## CONSIGNE
Recopiez mot pour mot, s'il vous plaît, le passage du texte sur la démarche de projet en classe allant de "Comment vivre la" à "logique de projet.".

##### TEXTE FOURNI #####

Comment vivre la démarche en classe ?

Si pour une réalisation sur projet, les élèves de troisième sollicitent des compétences, notionnelles et instrumentales, acquises au cours des années précédentes, ils vont, en plus, nécessairement acquérir un certains nombre de connaissances et de savoir-faire pour réaliser des objets techniques et des produits. Néanmoins, ce qui est visé par ces moments scolaires ce n’est pas l’acquisition de compétences mais, comme le souligne Jean-Louis Martinand[[Jean-Louis Martinand – 1998 A quoi servent les scénarios ? Education Technologique, 1, 5-8.]], d’acquérir une logique de projet.

##### ENTRÉES DU CORPUS #####

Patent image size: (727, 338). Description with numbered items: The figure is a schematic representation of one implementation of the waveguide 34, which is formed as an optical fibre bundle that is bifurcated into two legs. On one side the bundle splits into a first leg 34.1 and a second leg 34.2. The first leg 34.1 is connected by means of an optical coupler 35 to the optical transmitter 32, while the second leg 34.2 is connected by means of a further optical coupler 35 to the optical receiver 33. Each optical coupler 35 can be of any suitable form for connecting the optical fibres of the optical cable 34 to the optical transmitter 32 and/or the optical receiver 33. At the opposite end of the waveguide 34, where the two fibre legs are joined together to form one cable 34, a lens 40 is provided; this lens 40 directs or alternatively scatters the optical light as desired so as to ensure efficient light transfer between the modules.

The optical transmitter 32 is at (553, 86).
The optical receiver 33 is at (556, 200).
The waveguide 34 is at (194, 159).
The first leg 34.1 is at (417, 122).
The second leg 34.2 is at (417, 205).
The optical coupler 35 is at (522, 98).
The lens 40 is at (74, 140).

#####

## RÉPONSE RÉDIGÉE
Comment vivre la démarche en classe ?

Si pour une réalisation sur projet, les élèves de troisième sollicitent des compétences, notionnelles et instrumentales, acquises au cours des années précédentes, ils vont, en plus, nécessairement acquérir un certains nombre de connaissances et de savoir-faire pour réaliser des objets techniques et des produits. Néanmoins, ce qui est visé par ces moments scolaires ce n’est pas l’acquisition de compétences mais, comme le souligne Jean-Louis Martinand[[Jean-Louis Martinand – 1998 A quoi servent les scénarios ? Education Technologique, 1, 5-8.]], d’acquérir une logique de projet.